_AIM OF THE EXERCISE_
Transcribe the whole listing below without changing a word, but leave out every image.

[start RECORDED INFORMATION]

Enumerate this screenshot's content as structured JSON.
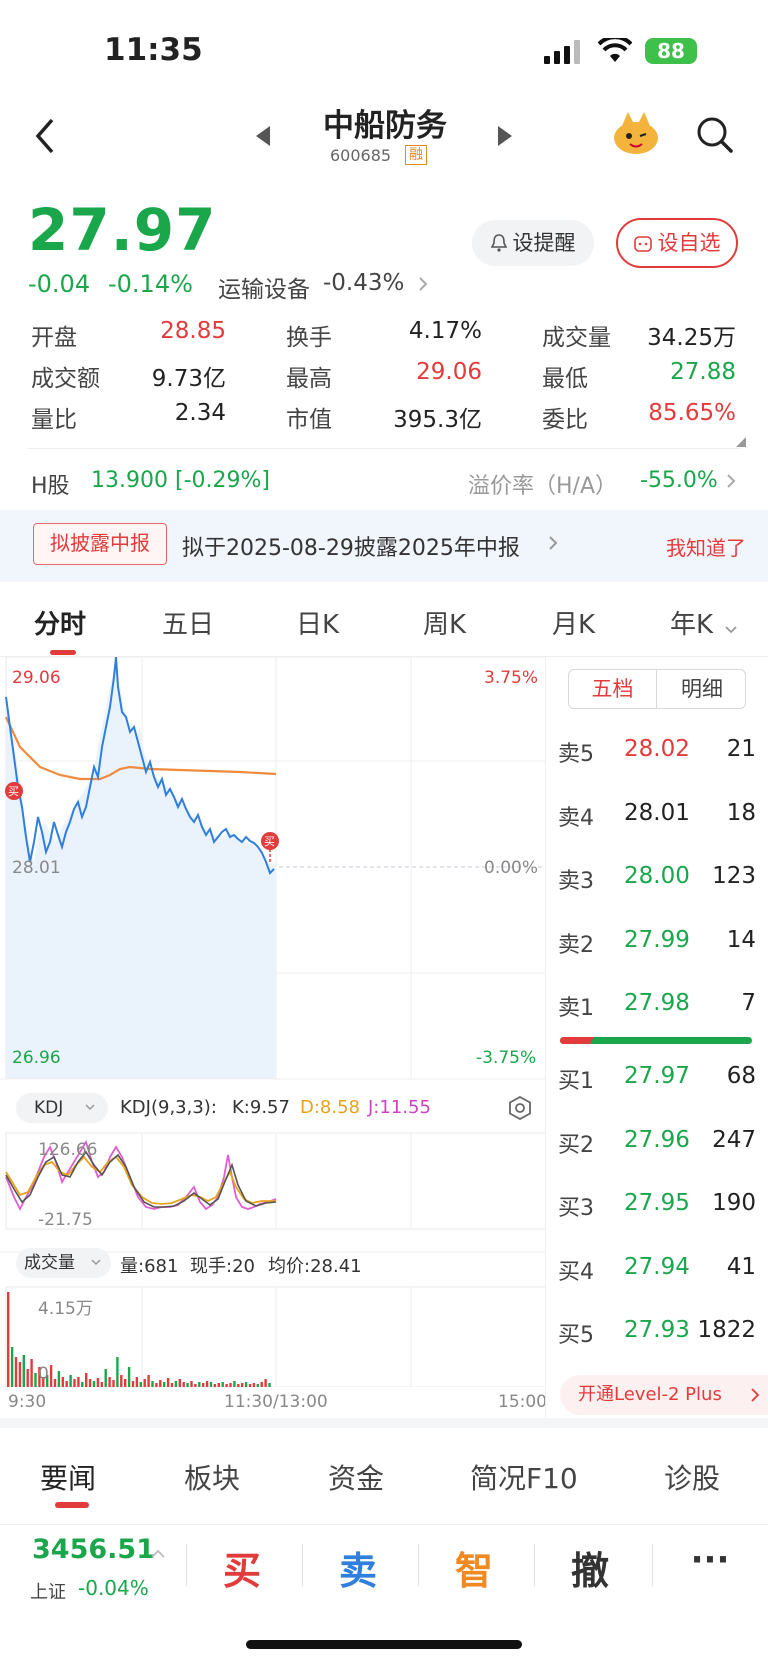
{
  "status": {
    "time": "11:35",
    "battery": "88"
  },
  "header": {
    "title": "中船防务",
    "code": "600685",
    "margin_tag": "融"
  },
  "quote": {
    "price": "27.97",
    "change": "-0.04",
    "change_pct": "-0.14%",
    "sector": "运输设备",
    "sector_change": "-0.43%",
    "alert_label": "设提醒",
    "fav_label": "设自选"
  },
  "stats": [
    {
      "label": "开盘",
      "value": "28.85",
      "color": "red"
    },
    {
      "label": "换手",
      "value": "4.17%",
      "color": "black"
    },
    {
      "label": "成交量",
      "value": "34.25万",
      "color": "black"
    },
    {
      "label": "成交额",
      "value": "9.73亿",
      "color": "black"
    },
    {
      "label": "最高",
      "value": "29.06",
      "color": "red"
    },
    {
      "label": "最低",
      "value": "27.88",
      "color": "green"
    },
    {
      "label": "量比",
      "value": "2.34",
      "color": "black"
    },
    {
      "label": "市值",
      "value": "395.3亿",
      "color": "black"
    },
    {
      "label": "委比",
      "value": "85.65%",
      "color": "red"
    }
  ],
  "hshare": {
    "label": "H股",
    "value": "13.900",
    "change": "[-0.29%]",
    "premium_label": "溢价率（H/A）",
    "premium": "-55.0%"
  },
  "notice": {
    "tag": "拟披露中报",
    "text": "拟于2025-08-29披露2025年中报",
    "dismiss": "我知道了"
  },
  "chart_tabs": [
    "分时",
    "五日",
    "日K",
    "周K",
    "月K",
    "年K"
  ],
  "intraday": {
    "high_label": "29.06",
    "low_label": "26.96",
    "mid_label": "28.01",
    "high_pct": "3.75%",
    "low_pct": "-3.75%",
    "mid_pct": "0.00%",
    "buy_marker": "买",
    "time_labels": [
      "9:30",
      "11:30/13:00",
      "15:00"
    ]
  },
  "kdj": {
    "selector": "KDJ",
    "params": "KDJ(9,3,3):",
    "k": "K:9.57",
    "d": "D:8.58",
    "j": "J:11.55",
    "top": "126.66",
    "bottom": "-21.75"
  },
  "volume": {
    "selector": "成交量",
    "vol": "量:681",
    "now": "现手:20",
    "avg": "均价:28.41",
    "top": "4.15万",
    "zero": "0"
  },
  "orderbook": {
    "tabs": [
      "五档",
      "明细"
    ],
    "asks": [
      {
        "label": "卖5",
        "price": "28.02",
        "vol": "21",
        "color": "red"
      },
      {
        "label": "卖4",
        "price": "28.01",
        "vol": "18",
        "color": "black"
      },
      {
        "label": "卖3",
        "price": "28.00",
        "vol": "123",
        "color": "green"
      },
      {
        "label": "卖2",
        "price": "27.99",
        "vol": "14",
        "color": "green"
      },
      {
        "label": "卖1",
        "price": "27.98",
        "vol": "7",
        "color": "green"
      }
    ],
    "bids": [
      {
        "label": "买1",
        "price": "27.97",
        "vol": "68",
        "color": "green"
      },
      {
        "label": "买2",
        "price": "27.96",
        "vol": "247",
        "color": "green"
      },
      {
        "label": "买3",
        "price": "27.95",
        "vol": "190",
        "color": "green"
      },
      {
        "label": "买4",
        "price": "27.94",
        "vol": "41",
        "color": "green"
      },
      {
        "label": "买5",
        "price": "27.93",
        "vol": "1822",
        "color": "green"
      }
    ],
    "level2": "开通Level-2 Plus"
  },
  "bottom_tabs": [
    "要闻",
    "板块",
    "资金",
    "简况F10",
    "诊股"
  ],
  "index": {
    "value": "3456.51",
    "name": "上证",
    "change": "-0.04%"
  },
  "actions": {
    "buy": "买",
    "sell": "卖",
    "smart": "智",
    "cancel": "撤",
    "more": "···"
  }
}
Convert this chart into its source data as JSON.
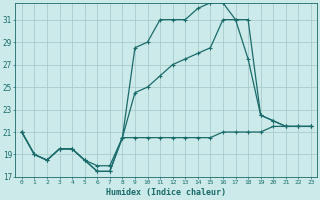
{
  "xlabel": "Humidex (Indice chaleur)",
  "bg_color": "#cceaea",
  "grid_color": "#aacccc",
  "line_color": "#1a6b6b",
  "xlim": [
    -0.5,
    23.5
  ],
  "ylim": [
    17,
    32.5
  ],
  "xticks": [
    0,
    1,
    2,
    3,
    4,
    5,
    6,
    7,
    8,
    9,
    10,
    11,
    12,
    13,
    14,
    15,
    16,
    17,
    18,
    19,
    20,
    21,
    22,
    23
  ],
  "yticks": [
    17,
    19,
    21,
    23,
    25,
    27,
    29,
    31
  ],
  "line1_x": [
    0,
    1,
    2,
    3,
    4,
    5,
    6,
    7,
    8,
    9,
    10,
    11,
    12,
    13,
    14,
    15,
    16,
    17,
    18,
    19,
    20,
    21,
    22,
    23
  ],
  "line1_y": [
    21,
    19,
    18.5,
    19.5,
    19.5,
    18.5,
    17.5,
    17.5,
    20.5,
    20.5,
    20.5,
    20.5,
    20.5,
    20.5,
    20.5,
    20.5,
    21,
    21,
    21,
    21,
    21.5,
    21.5,
    21.5,
    21.5
  ],
  "line2_x": [
    0,
    1,
    2,
    3,
    4,
    5,
    6,
    7,
    8,
    9,
    10,
    11,
    12,
    13,
    14,
    15,
    16,
    17,
    18,
    19,
    20,
    21,
    22,
    23
  ],
  "line2_y": [
    21,
    19,
    18.5,
    19.5,
    19.5,
    18.5,
    17.5,
    17.5,
    20.5,
    28.5,
    29,
    31,
    31,
    31,
    32,
    32.5,
    32.5,
    31,
    31,
    22.5,
    22,
    21.5,
    21.5,
    21.5
  ],
  "line3_x": [
    0,
    1,
    2,
    3,
    4,
    5,
    6,
    7,
    8,
    9,
    10,
    11,
    12,
    13,
    14,
    15,
    16,
    17,
    18,
    19,
    20,
    21,
    22,
    23
  ],
  "line3_y": [
    21,
    19,
    18.5,
    19.5,
    19.5,
    18.5,
    18,
    18,
    20.5,
    24.5,
    25,
    26,
    27,
    27.5,
    28,
    28.5,
    31,
    31,
    27.5,
    22.5,
    22,
    21.5,
    21.5,
    21.5
  ]
}
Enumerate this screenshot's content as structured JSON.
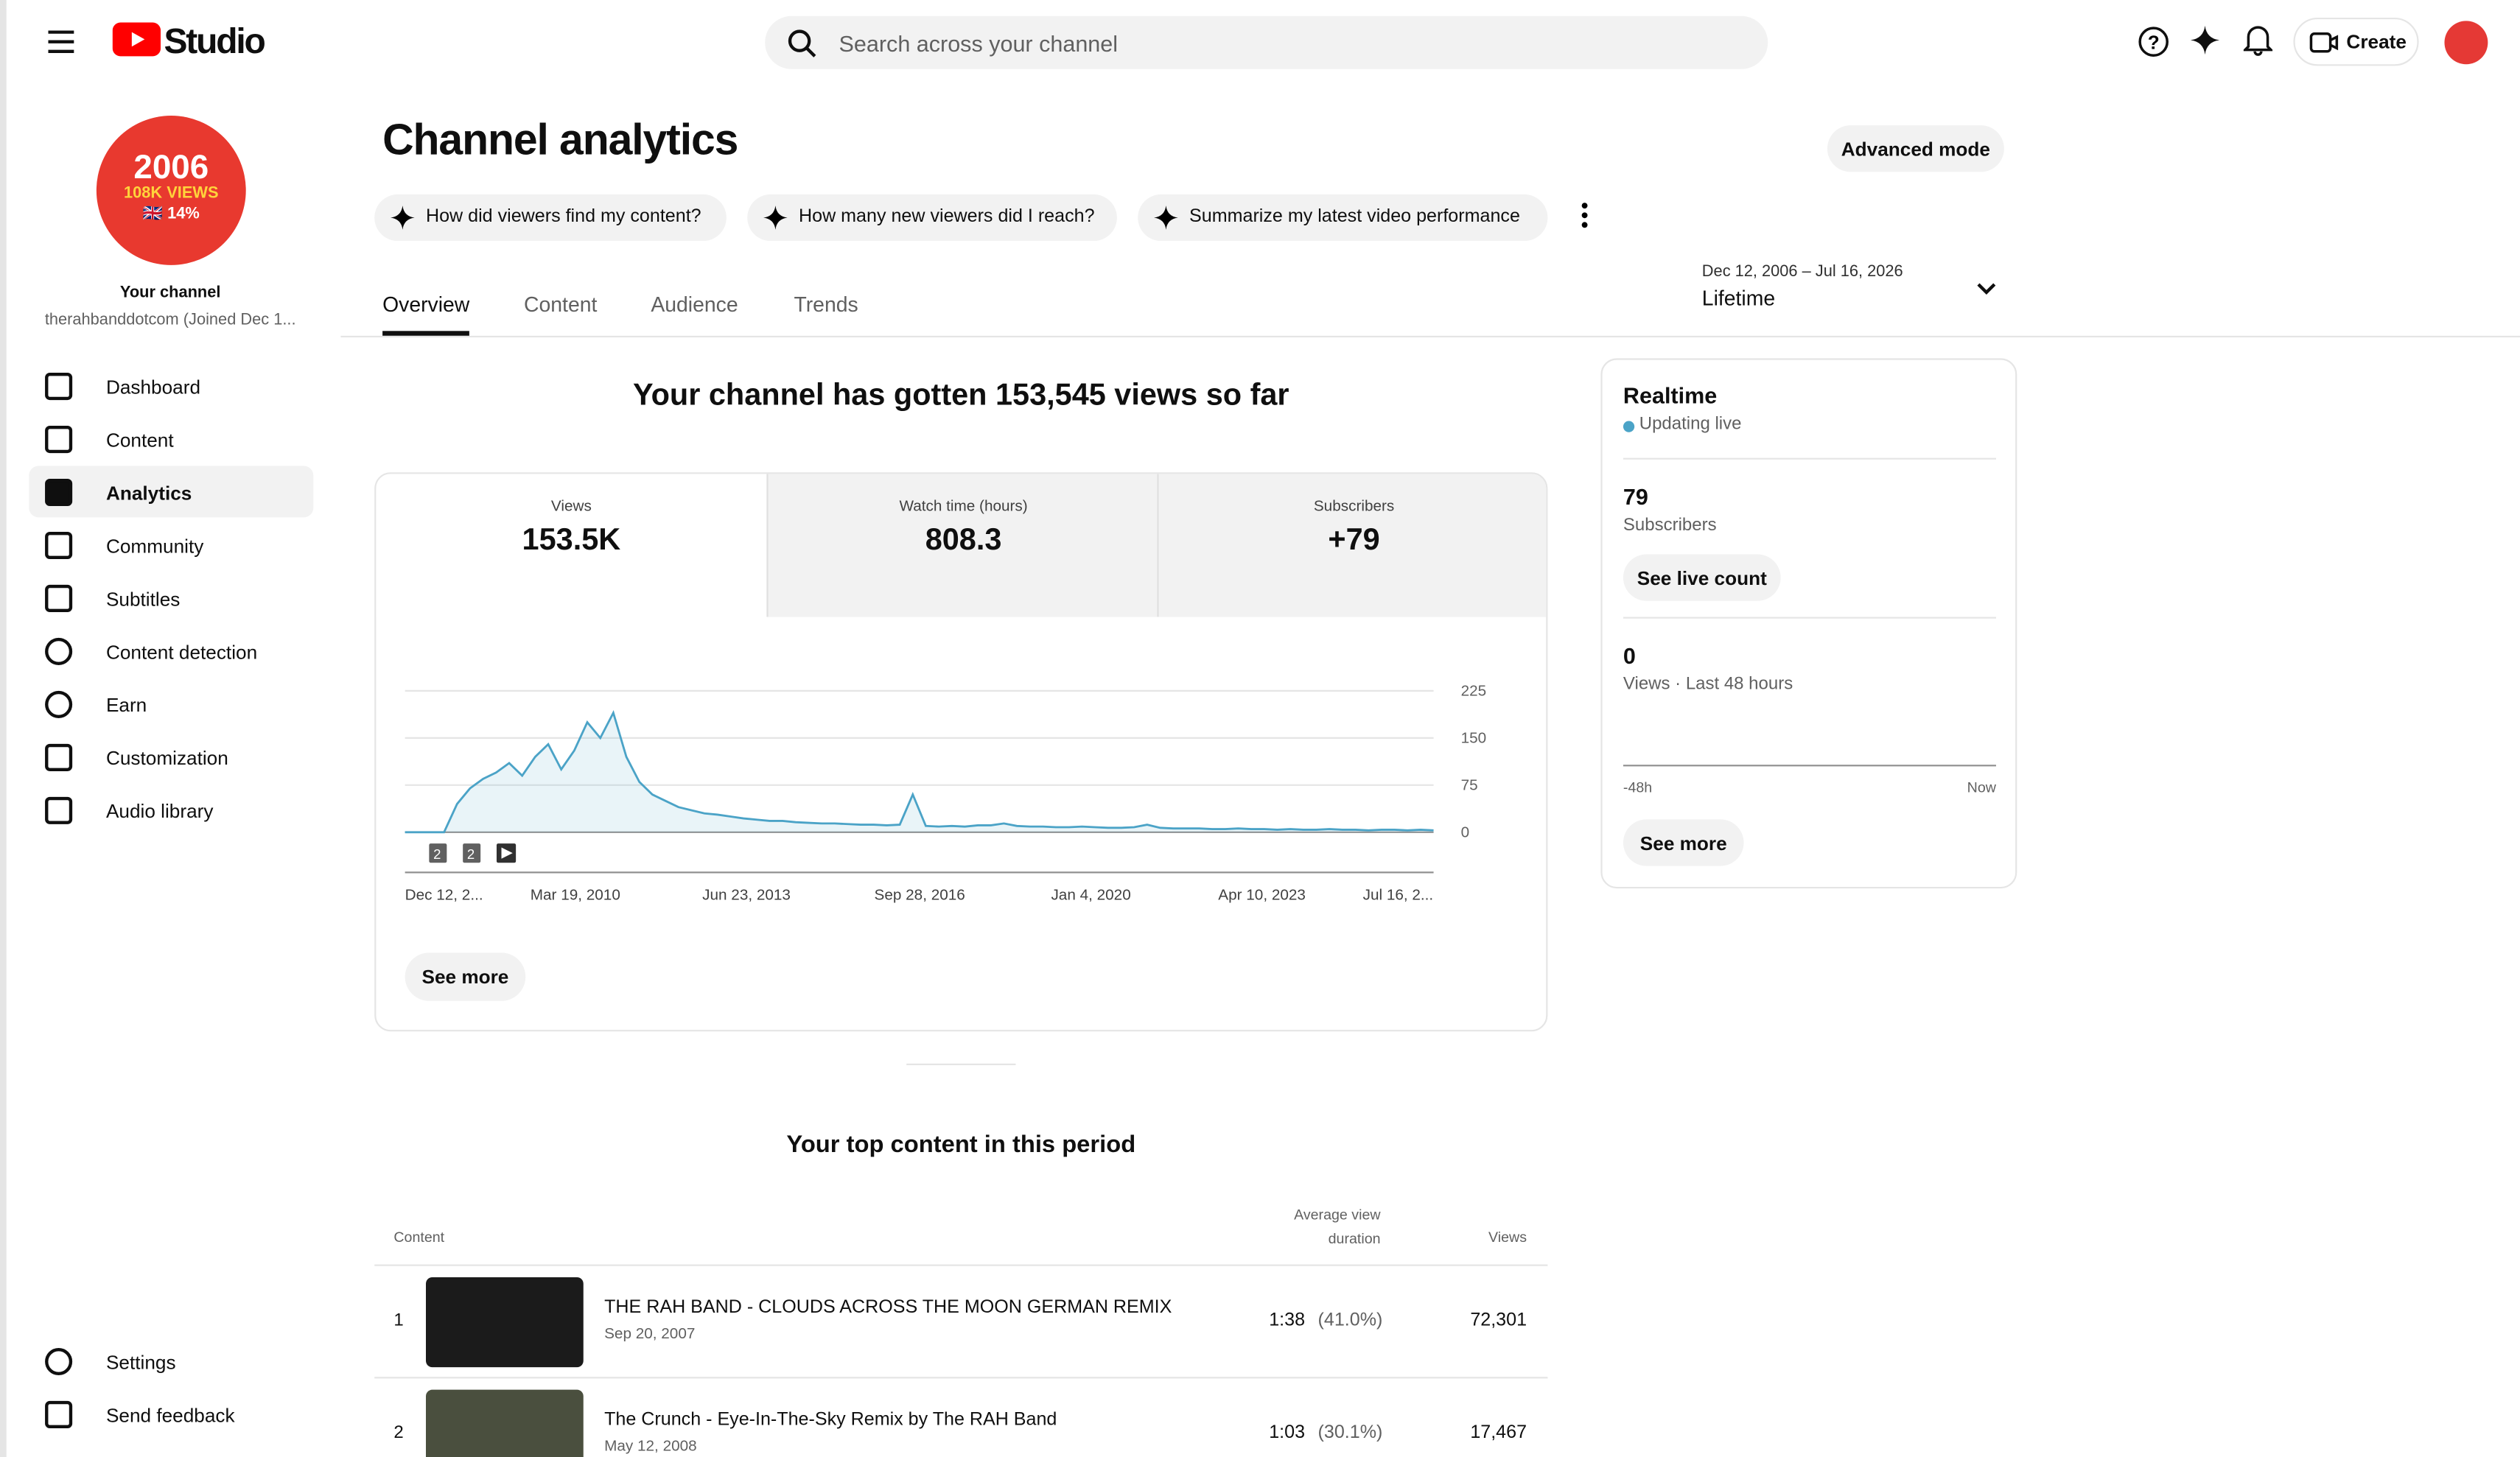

[end RECORDED INFORMATION]

_THE COMPLETED TASK_
Enumerate this screenshot's content as structured JSON.
{
  "status": {
    "time": "11:35",
    "battery": "88"
  },
  "header": {
    "title": "中船防务",
    "code": "600685",
    "margin_tag": "融"
  },
  "quote": {
    "price": "27.97",
    "change": "-0.04",
    "change_pct": "-0.14%",
    "sector": "运输设备",
    "sector_change": "-0.43%",
    "alert_label": "设提醒",
    "fav_label": "设自选"
  },
  "stats": [
    {
      "label": "开盘",
      "value": "28.85",
      "color": "red"
    },
    {
      "label": "换手",
      "value": "4.17%",
      "color": "black"
    },
    {
      "label": "成交量",
      "value": "34.25万",
      "color": "black"
    },
    {
      "label": "成交额",
      "value": "9.73亿",
      "color": "black"
    },
    {
      "label": "最高",
      "value": "29.06",
      "color": "red"
    },
    {
      "label": "最低",
      "value": "27.88",
      "color": "green"
    },
    {
      "label": "量比",
      "value": "2.34",
      "color": "black"
    },
    {
      "label": "市值",
      "value": "395.3亿",
      "color": "black"
    },
    {
      "label": "委比",
      "value": "85.65%",
      "color": "red"
    }
  ],
  "hshare": {
    "label": "H股",
    "value": "13.900",
    "change": "[-0.29%]",
    "premium_label": "溢价率（H/A）",
    "premium": "-55.0%"
  },
  "notice": {
    "tag": "拟披露中报",
    "text": "拟于2025-08-29披露2025年中报",
    "dismiss": "我知道了"
  },
  "chart_tabs": [
    "分时",
    "五日",
    "日K",
    "周K",
    "月K",
    "年K"
  ],
  "intraday": {
    "high_label": "29.06",
    "low_label": "26.96",
    "mid_label": "28.01",
    "high_pct": "3.75%",
    "low_pct": "-3.75%",
    "mid_pct": "0.00%",
    "buy_marker": "买",
    "time_labels": [
      "9:30",
      "11:30/13:00",
      "15:00"
    ]
  },
  "kdj": {
    "selector": "KDJ",
    "params": "KDJ(9,3,3):",
    "k": "K:9.57",
    "d": "D:8.58",
    "j": "J:11.55",
    "top": "126.66",
    "bottom": "-21.75"
  },
  "volume": {
    "selector": "成交量",
    "vol": "量:681",
    "now": "现手:20",
    "avg": "均价:28.41",
    "top": "4.15万",
    "zero": "0"
  },
  "orderbook": {
    "tabs": [
      "五档",
      "明细"
    ],
    "asks": [
      {
        "label": "卖5",
        "price": "28.02",
        "vol": "21",
        "color": "red"
      },
      {
        "label": "卖4",
        "price": "28.01",
        "vol": "18",
        "color": "black"
      },
      {
        "label": "卖3",
        "price": "28.00",
        "vol": "123",
        "color": "green"
      },
      {
        "label": "卖2",
        "price": "27.99",
        "vol": "14",
        "color": "green"
      },
      {
        "label": "卖1",
        "price": "27.98",
        "vol": "7",
        "color": "green"
      }
    ],
    "bids": [
      {
        "label": "买1",
        "price": "27.97",
        "vol": "68",
        "color": "green"
      },
      {
        "label": "买2",
        "price": "27.96",
        "vol": "247",
        "color": "green"
      },
      {
        "label": "买3",
        "price": "27.95",
        "vol": "190",
        "color": "green"
      },
      {
        "label": "买4",
        "price": "27.94",
        "vol": "41",
        "color": "green"
      },
      {
        "label": "买5",
        "price": "27.93",
        "vol": "1822",
        "color": "green"
      }
    ],
    "level2": "开通Level-2 Plus"
  },
  "bottom_tabs": [
    "要闻",
    "板块",
    "资金",
    "简况F10",
    "诊股"
  ],
  "index": {
    "value": "3456.51",
    "name": "上证",
    "change": "-0.04%"
  },
  "actions": {
    "buy": "买",
    "sell": "卖",
    "smart": "智",
    "cancel": "撤",
    "more": "···"
  }
}
Convert this chart into its source data as JSON.
{
  "xlabel": "Humidex (Indice chaleur)",
  "bg_color": "#cceaea",
  "grid_color": "#aacccc",
  "line_color": "#1a6b6b",
  "xlim": [
    -0.5,
    23.5
  ],
  "ylim": [
    17,
    32.5
  ],
  "xticks": [
    0,
    1,
    2,
    3,
    4,
    5,
    6,
    7,
    8,
    9,
    10,
    11,
    12,
    13,
    14,
    15,
    16,
    17,
    18,
    19,
    20,
    21,
    22,
    23
  ],
  "yticks": [
    17,
    19,
    21,
    23,
    25,
    27,
    29,
    31
  ],
  "line1_x": [
    0,
    1,
    2,
    3,
    4,
    5,
    6,
    7,
    8,
    9,
    10,
    11,
    12,
    13,
    14,
    15,
    16,
    17,
    18,
    19,
    20,
    21,
    22,
    23
  ],
  "line1_y": [
    21,
    19,
    18.5,
    19.5,
    19.5,
    18.5,
    17.5,
    17.5,
    20.5,
    20.5,
    20.5,
    20.5,
    20.5,
    20.5,
    20.5,
    20.5,
    21,
    21,
    21,
    21,
    21.5,
    21.5,
    21.5,
    21.5
  ],
  "line2_x": [
    0,
    1,
    2,
    3,
    4,
    5,
    6,
    7,
    8,
    9,
    10,
    11,
    12,
    13,
    14,
    15,
    16,
    17,
    18,
    19,
    20,
    21,
    22,
    23
  ],
  "line2_y": [
    21,
    19,
    18.5,
    19.5,
    19.5,
    18.5,
    17.5,
    17.5,
    20.5,
    28.5,
    29,
    31,
    31,
    31,
    32,
    32.5,
    32.5,
    31,
    31,
    22.5,
    22,
    21.5,
    21.5,
    21.5
  ],
  "line3_x": [
    0,
    1,
    2,
    3,
    4,
    5,
    6,
    7,
    8,
    9,
    10,
    11,
    12,
    13,
    14,
    15,
    16,
    17,
    18,
    19,
    20,
    21,
    22,
    23
  ],
  "line3_y": [
    21,
    19,
    18.5,
    19.5,
    19.5,
    18.5,
    18,
    18,
    20.5,
    24.5,
    25,
    26,
    27,
    27.5,
    28,
    28.5,
    31,
    31,
    27.5,
    22.5,
    22,
    21.5,
    21.5,
    21.5
  ]
}
Enumerate this screenshot's content as structured JSON.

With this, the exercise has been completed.